- _TASK_:
Locate "Output the text content of this document." in the data below, then output the line it is on and all following lines through the last, word for word. Skip any pictures.

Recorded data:
-- START --
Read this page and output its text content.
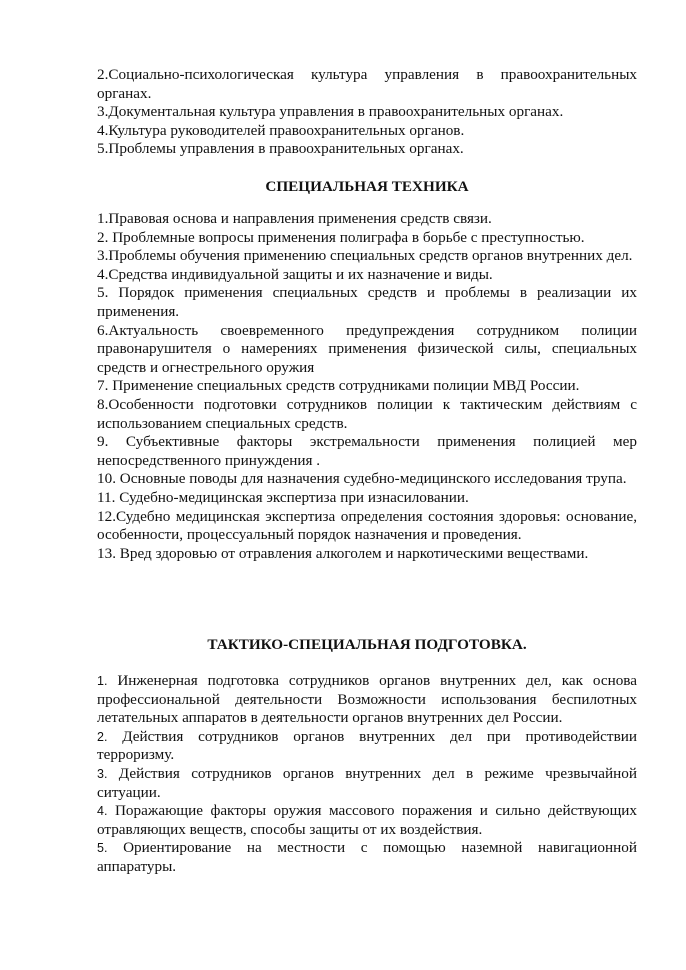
2.Социально-психологическая культура управления в правоохранительных органах.

3.Документальная культура управления в правоохранительных органах.

4.Культура руководителей правоохранительных органов.

5.Проблемы управления в правоохранительных органах.

СПЕЦИАЛЬНАЯ ТЕХНИКА

1.Правовая основа и направления применения средств связи.

2. Проблемные вопросы применения полиграфа в борьбе с преступностью.

3.Проблемы обучения применению специальных средств органов внутренних дел.

4.Средства индивидуальной защиты и их назначение и виды.

5. Порядок применения специальных средств и проблемы в реализации их применения.

6.Актуальность своевременного предупреждения сотрудником полиции правонарушителя о намерениях применения физической силы, специальных средств и огнестрельного оружия

7. Применение специальных средств сотрудниками полиции МВД России.

8.Особенности подготовки сотрудников полиции к тактическим действиям с использованием специальных средств.

9. Субъективные факторы экстремальности применения полицией мер непосредственного принуждения .

10. Основные поводы для назначения судебно-медицинского исследования трупа.

11. Судебно-медицинская экспертиза при изнасиловании.

12.Судебно медицинская экспертиза определения состояния здоровья: основание, особенности, процессуальный порядок назначения и проведения.

13. Вред здоровью от отравления алкоголем и наркотическими веществами.

ТАКТИКО-СПЕЦИАЛЬНАЯ ПОДГОТОВКА.

1. Инженерная подготовка сотрудников органов внутренних дел, как основа профессиональной деятельности Возможности использования беспилотных летательных аппаратов в деятельности органов внутренних дел России.

2. Действия сотрудников органов внутренних дел при противодействии терроризму.

3. Действия сотрудников органов внутренних дел в режиме чрезвычайной ситуации.

4. Поражающие факторы оружия массового поражения и сильно действующих отравляющих веществ, способы защиты от их воздействия.

5. Ориентирование на местности с помощью наземной навигационной аппаратуры.
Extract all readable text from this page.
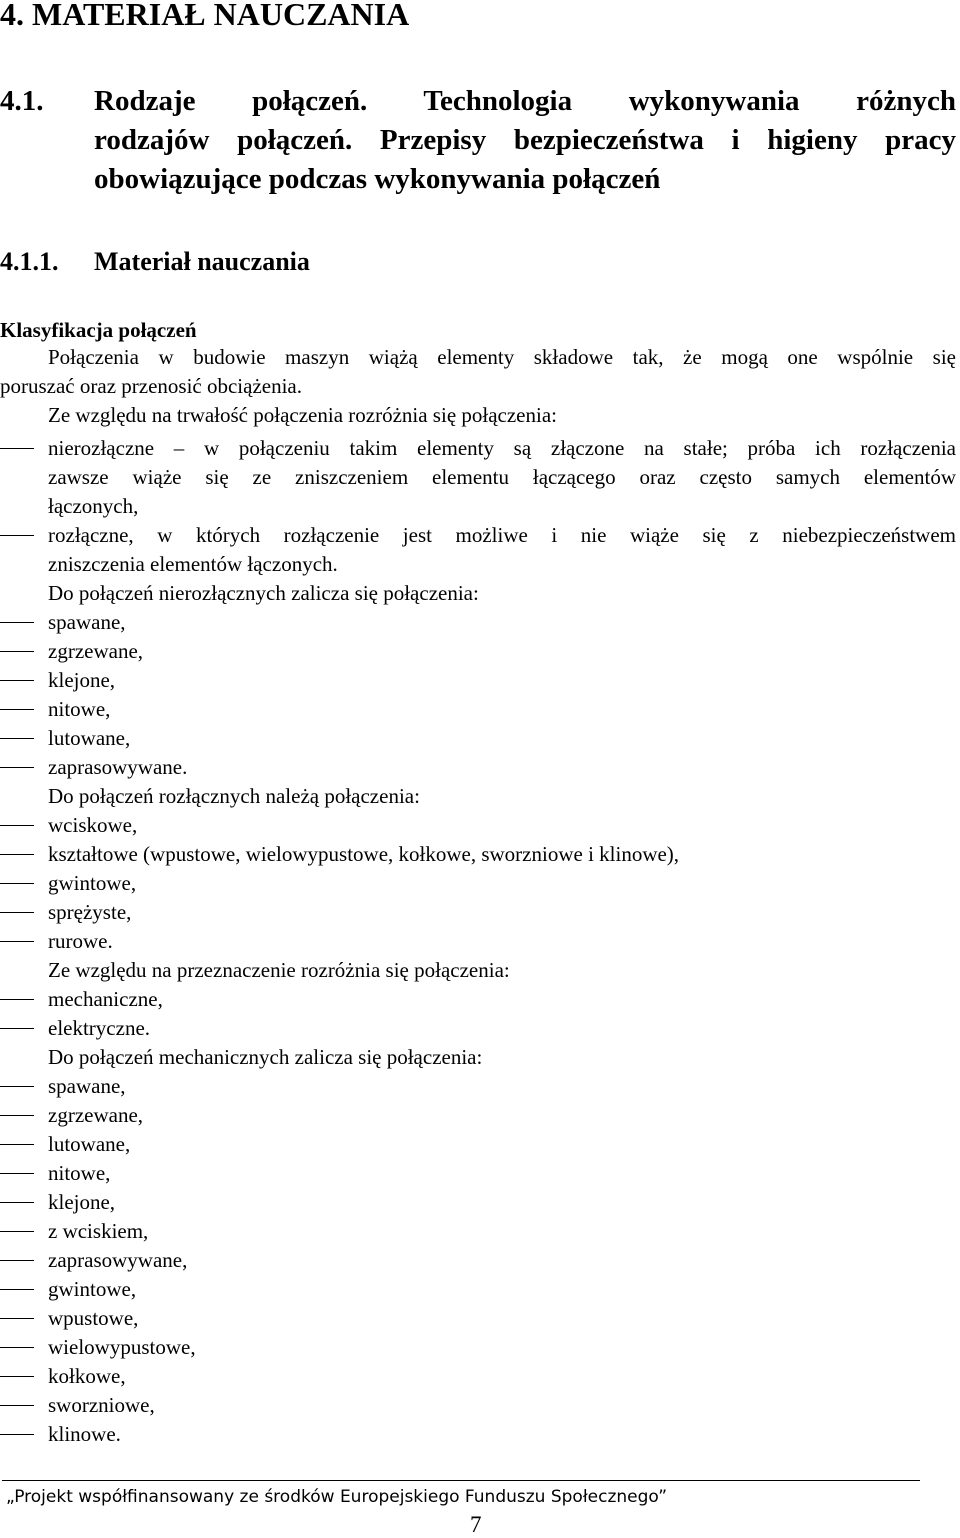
4. MATERIAŁ NAUCZANIA
4.1. Rodzaje połączeń. Technologia wykonywania różnych
rodzajów połączeń. Przepisy bezpieczeństwa i higieny pracy
obowiązujące podczas wykonywania połączeń
4.1.1. Materiał nauczania
Klasyfikacja połączeń
Połączenia w budowie maszyn wiążą elementy składowe tak, że mogą one wspólnie się
poruszać oraz przenosić obciążenia.
Ze względu na trwałość połączenia rozróżnia się połączenia:
nierozłączne – w połączeniu takim elementy są złączone na stałe; próba ich rozłączenia
zawsze wiąże się ze zniszczeniem elementu łączącego oraz często samych elementów
łączonych,
rozłączne, w których rozłączenie jest możliwe i nie wiąże się z niebezpieczeństwem
zniszczenia elementów łączonych.
Do połączeń nierozłącznych zalicza się połączenia:
spawane,
zgrzewane,
klejone,
nitowe,
lutowane,
zaprasowywane.
Do połączeń rozłącznych należą połączenia:
wciskowe,
kształtowe (wpustowe, wielowypustowe, kołkowe, sworzniowe i klinowe),
gwintowe,
sprężyste,
rurowe.
Ze względu na przeznaczenie rozróżnia się połączenia:
mechaniczne,
elektryczne.
Do połączeń mechanicznych zalicza się połączenia:
spawane,
zgrzewane,
lutowane,
nitowe,
klejone,
z wciskiem,
zaprasowywane,
gwintowe,
wpustowe,
wielowypustowe,
kołkowe,
sworzniowe,
klinowe.
„Projekt współfinansowany ze środków Europejskiego Funduszu Społecznego”
7
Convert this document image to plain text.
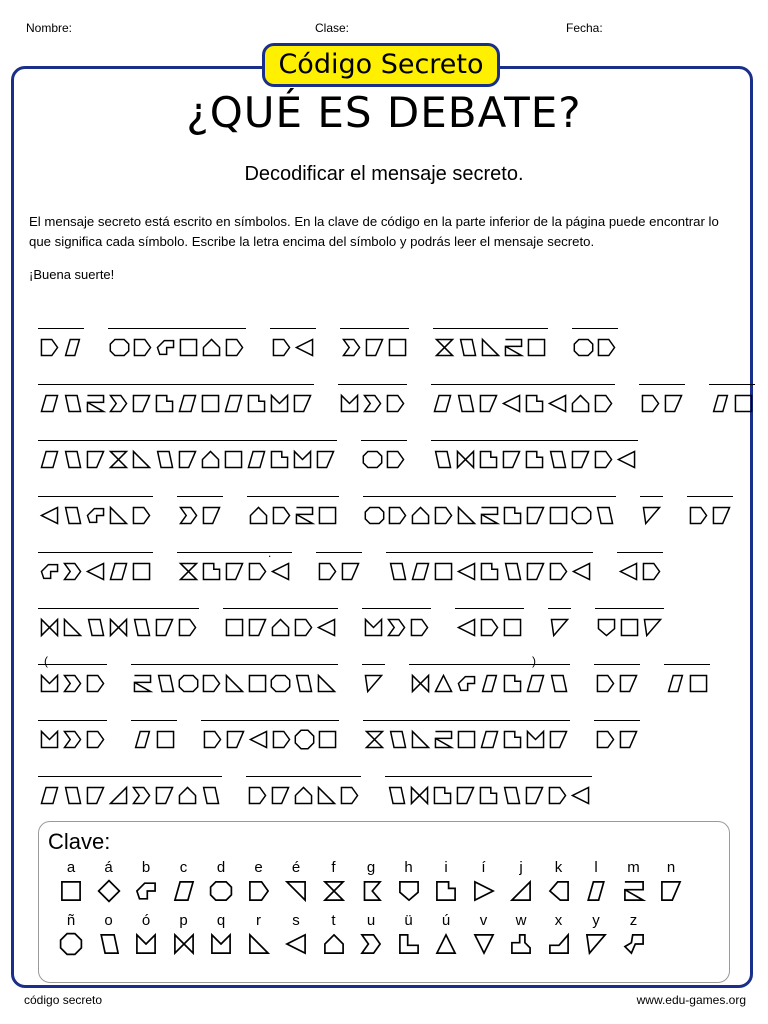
Nombre:	Clase:	Fecha:
Código Secreto
¿QUÉ ES DEBATE?
Decodificar el mensaje secreto.
El mensaje secreto está escrito en símbolos. En la clave de código en la parte inferior de la página puede encontrar lo que significa cada símbolo. Escribe la letra encima del símbolo y podrás leer el mensaje secreto.
¡Buena suerte!
.
(	)
Clave:
a	á	b	c	d	e	é	f	g	h	i	í	j	k	l	m	n
ñ	o	ó	p	q	r	s	t	u	ü	ú	v	w	x	y	z
código secreto	www.edu-games.org
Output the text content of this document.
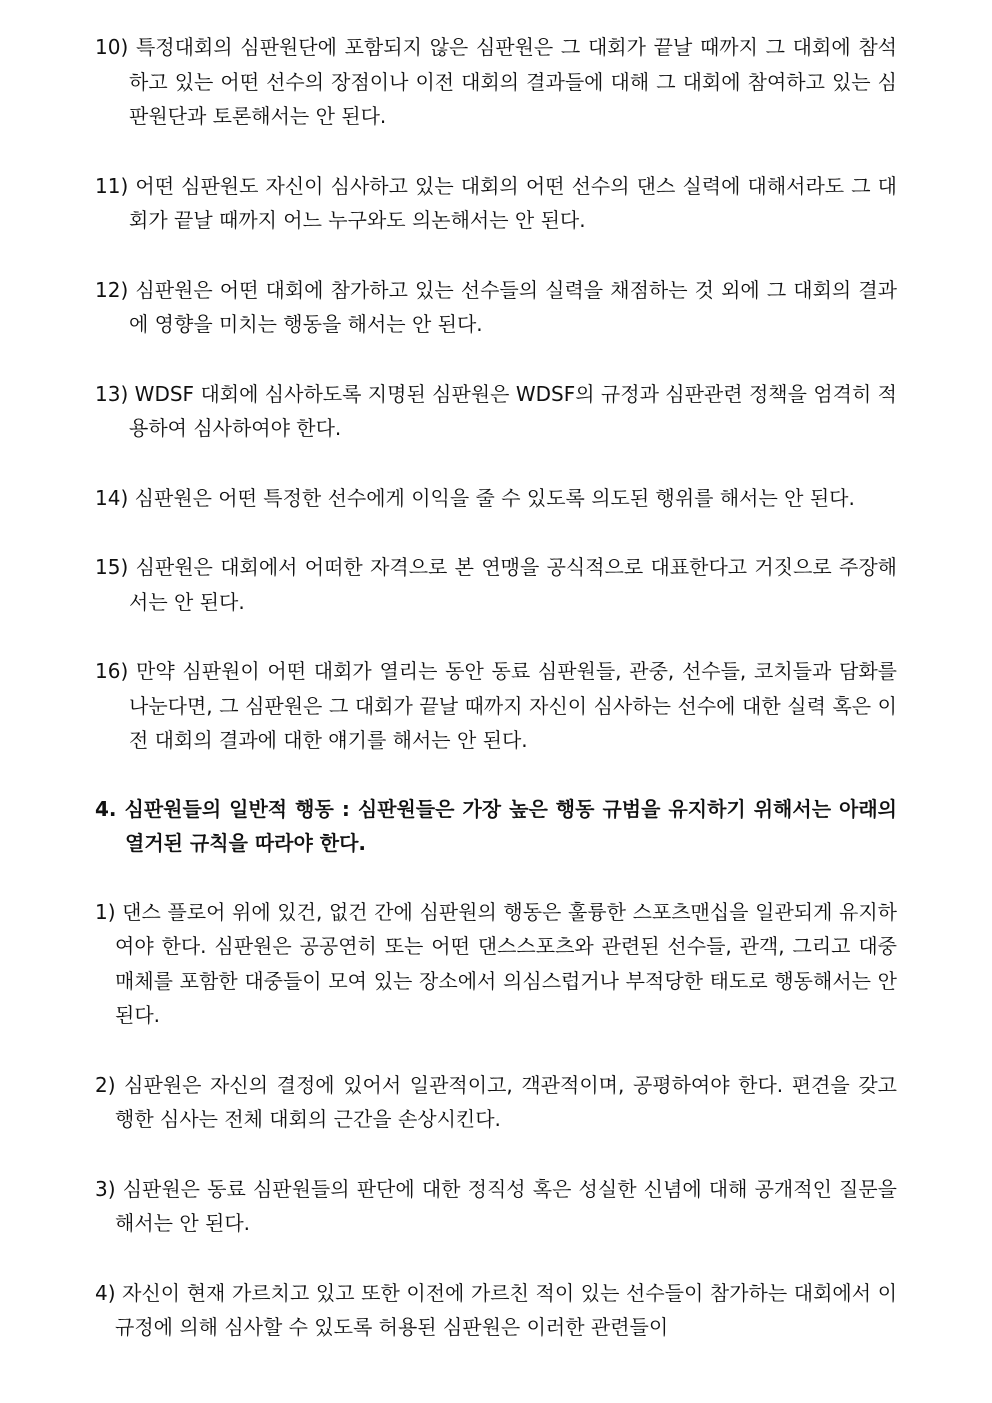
10) 특정대회의 심판원단에 포함되지 않은 심판원은 그 대회가 끝날 때까지 그 대회에 참석하고 있는 어떤 선수의 장점이나 이전 대회의 결과들에 대해 그 대회에 참여하고 있는 심판원단과 토론해서는 안 된다.

11) 어떤 심판원도 자신이 심사하고 있는 대회의 어떤 선수의 댄스 실력에 대해서라도 그 대회가 끝날 때까지 어느 누구와도 의논해서는 안 된다.

12) 심판원은 어떤 대회에 참가하고 있는 선수들의 실력을 채점하는 것 외에 그 대회의 결과에 영향을 미치는 행동을 해서는 안 된다.

13) WDSF 대회에 심사하도록 지명된 심판원은 WDSF의 규정과 심판관련 정책을 엄격히 적용하여 심사하여야 한다.

14) 심판원은 어떤 특정한 선수에게 이익을 줄 수 있도록 의도된 행위를 해서는 안 된다.

15) 심판원은 대회에서 어떠한 자격으로 본 연맹을 공식적으로 대표한다고 거짓으로 주장해서는 안 된다.

16) 만약 심판원이 어떤 대회가 열리는 동안 동료 심판원들, 관중, 선수들, 코치들과 담화를 나눈다면, 그 심판원은 그 대회가 끝날 때까지 자신이 심사하는 선수에 대한 실력 혹은 이전 대회의 결과에 대한 얘기를 해서는 안 된다.

4. 심판원들의 일반적 행동 : 심판원들은 가장 높은 행동 규범을 유지하기 위해서는 아래의 열거된 규칙을 따라야 한다.

1) 댄스 플로어 위에 있건, 없건 간에 심판원의 행동은 훌륭한 스포츠맨십을 일관되게 유지하여야 한다. 심판원은 공공연히 또는 어떤 댄스스포츠와 관련된 선수들, 관객, 그리고 대중매체를 포함한 대중들이 모여 있는 장소에서 의심스럽거나 부적당한 태도로 행동해서는 안 된다.

2) 심판원은 자신의 결정에 있어서 일관적이고, 객관적이며, 공평하여야 한다. 편견을 갖고 행한 심사는 전체 대회의 근간을 손상시킨다.

3) 심판원은 동료 심판원들의 판단에 대한 정직성 혹은 성실한 신념에 대해 공개적인 질문을 해서는 안 된다.

4) 자신이 현재 가르치고 있고 또한 이전에 가르친 적이 있는 선수들이 참가하는 대회에서 이 규정에 의해 심사할 수 있도록 허용된 심판원은 이러한 관련들이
-- END --
- _COMPLETED TASK_:
Output the text content of this document.
10) 특정대회의 심판원단에 포함되지 않은 심판원은 그 대회가 끝날 때까지 그 대회에 참석하고 있는 어떤 선수의 장점이나 이전 대회의 결과들에 대해 그 대회에 참여하고 있는 심판원단과 토론해서는 안 된다.

11) 어떤 심판원도 자신이 심사하고 있는 대회의 어떤 선수의 댄스 실력에 대해서라도 그 대회가 끝날 때까지 어느 누구와도 의논해서는 안 된다.

12) 심판원은 어떤 대회에 참가하고 있는 선수들의 실력을 채점하는 것 외에 그 대회의 결과에 영향을 미치는 행동을 해서는 안 된다.

13) WDSF 대회에 심사하도록 지명된 심판원은 WDSF의 규정과 심판관련 정책을 엄격히 적용하여 심사하여야 한다.

14) 심판원은 어떤 특정한 선수에게 이익을 줄 수 있도록 의도된 행위를 해서는 안 된다.

15) 심판원은 대회에서 어떠한 자격으로 본 연맹을 공식적으로 대표한다고 거짓으로 주장해서는 안 된다.

16) 만약 심판원이 어떤 대회가 열리는 동안 동료 심판원들, 관중, 선수들, 코치들과 담화를 나눈다면, 그 심판원은 그 대회가 끝날 때까지 자신이 심사하는 선수에 대한 실력 혹은 이전 대회의 결과에 대한 얘기를 해서는 안 된다.

4. 심판원들의 일반적 행동 : 심판원들은 가장 높은 행동 규범을 유지하기 위해서는 아래의 열거된 규칙을 따라야 한다.

1) 댄스 플로어 위에 있건, 없건 간에 심판원의 행동은 훌륭한 스포츠맨십을 일관되게 유지하여야 한다. 심판원은 공공연히 또는 어떤 댄스스포츠와 관련된 선수들, 관객, 그리고 대중매체를 포함한 대중들이 모여 있는 장소에서 의심스럽거나 부적당한 태도로 행동해서는 안 된다.

2) 심판원은 자신의 결정에 있어서 일관적이고, 객관적이며, 공평하여야 한다. 편견을 갖고 행한 심사는 전체 대회의 근간을 손상시킨다.

3) 심판원은 동료 심판원들의 판단에 대한 정직성 혹은 성실한 신념에 대해 공개적인 질문을 해서는 안 된다.

4) 자신이 현재 가르치고 있고 또한 이전에 가르친 적이 있는 선수들이 참가하는 대회에서 이 규정에 의해 심사할 수 있도록 허용된 심판원은 이러한 관련들이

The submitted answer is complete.